Entries with figure data:

--- begin ---

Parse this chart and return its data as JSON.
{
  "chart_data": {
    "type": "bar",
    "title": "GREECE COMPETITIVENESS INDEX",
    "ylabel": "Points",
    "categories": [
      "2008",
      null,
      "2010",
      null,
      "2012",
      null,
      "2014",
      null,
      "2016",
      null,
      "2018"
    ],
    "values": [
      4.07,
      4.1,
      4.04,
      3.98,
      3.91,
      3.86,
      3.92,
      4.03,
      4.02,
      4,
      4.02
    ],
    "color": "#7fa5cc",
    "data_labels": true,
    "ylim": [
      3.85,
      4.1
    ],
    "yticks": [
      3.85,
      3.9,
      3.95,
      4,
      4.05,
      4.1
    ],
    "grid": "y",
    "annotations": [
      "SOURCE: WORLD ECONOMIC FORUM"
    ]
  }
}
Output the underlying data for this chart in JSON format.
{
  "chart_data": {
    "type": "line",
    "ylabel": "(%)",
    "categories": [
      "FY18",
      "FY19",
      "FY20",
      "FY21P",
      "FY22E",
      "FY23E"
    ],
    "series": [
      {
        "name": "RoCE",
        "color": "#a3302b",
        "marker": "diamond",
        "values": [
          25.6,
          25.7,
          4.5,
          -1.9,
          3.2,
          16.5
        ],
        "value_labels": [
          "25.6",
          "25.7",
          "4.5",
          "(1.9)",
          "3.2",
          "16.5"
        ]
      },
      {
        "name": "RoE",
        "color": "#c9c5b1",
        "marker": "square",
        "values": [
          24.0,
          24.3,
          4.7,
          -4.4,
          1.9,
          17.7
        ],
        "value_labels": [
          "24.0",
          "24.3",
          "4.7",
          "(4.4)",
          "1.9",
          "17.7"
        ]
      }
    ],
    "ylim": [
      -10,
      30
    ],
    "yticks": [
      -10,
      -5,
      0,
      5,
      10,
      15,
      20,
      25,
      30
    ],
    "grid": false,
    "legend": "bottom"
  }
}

--- end ---

*TASK PROMPT*.
Print again each line of the listing above, exactly as it appears.

*OUTPUT BELOW*.
Parse this chart and return its data as JSON.
{
  "chart_data": {
    "type": "bar",
    "title": "GREECE COMPETITIVENESS INDEX",
    "ylabel": "Points",
    "categories": [
      "2008",
      null,
      "2010",
      null,
      "2012",
      null,
      "2014",
      null,
      "2016",
      null,
      "2018"
    ],
    "values": [
      4.07,
      4.1,
      4.04,
      3.98,
      3.91,
      3.86,
      3.92,
      4.03,
      4.02,
      4,
      4.02
    ],
    "color": "#7fa5cc",
    "data_labels": true,
    "ylim": [
      3.85,
      4.1
    ],
    "yticks": [
      3.85,
      3.9,
      3.95,
      4,
      4.05,
      4.1
    ],
    "grid": "y",
    "annotations": [
      "SOURCE: WORLD ECONOMIC FORUM"
    ]
  }
}
Output the underlying data for this chart in JSON format.
{
  "chart_data": {
    "type": "line",
    "ylabel": "(%)",
    "categories": [
      "FY18",
      "FY19",
      "FY20",
      "FY21P",
      "FY22E",
      "FY23E"
    ],
    "series": [
      {
        "name": "RoCE",
        "color": "#a3302b",
        "marker": "diamond",
        "values": [
          25.6,
          25.7,
          4.5,
          -1.9,
          3.2,
          16.5
        ],
        "value_labels": [
          "25.6",
          "25.7",
          "4.5",
          "(1.9)",
          "3.2",
          "16.5"
        ]
      },
      {
        "name": "RoE",
        "color": "#c9c5b1",
        "marker": "square",
        "values": [
          24.0,
          24.3,
          4.7,
          -4.4,
          1.9,
          17.7
        ],
        "value_labels": [
          "24.0",
          "24.3",
          "4.7",
          "(4.4)",
          "1.9",
          "17.7"
        ]
      }
    ],
    "ylim": [
      -10,
      30
    ],
    "yticks": [
      -10,
      -5,
      0,
      5,
      10,
      15,
      20,
      25,
      30
    ],
    "grid": false,
    "legend": "bottom"
  }
}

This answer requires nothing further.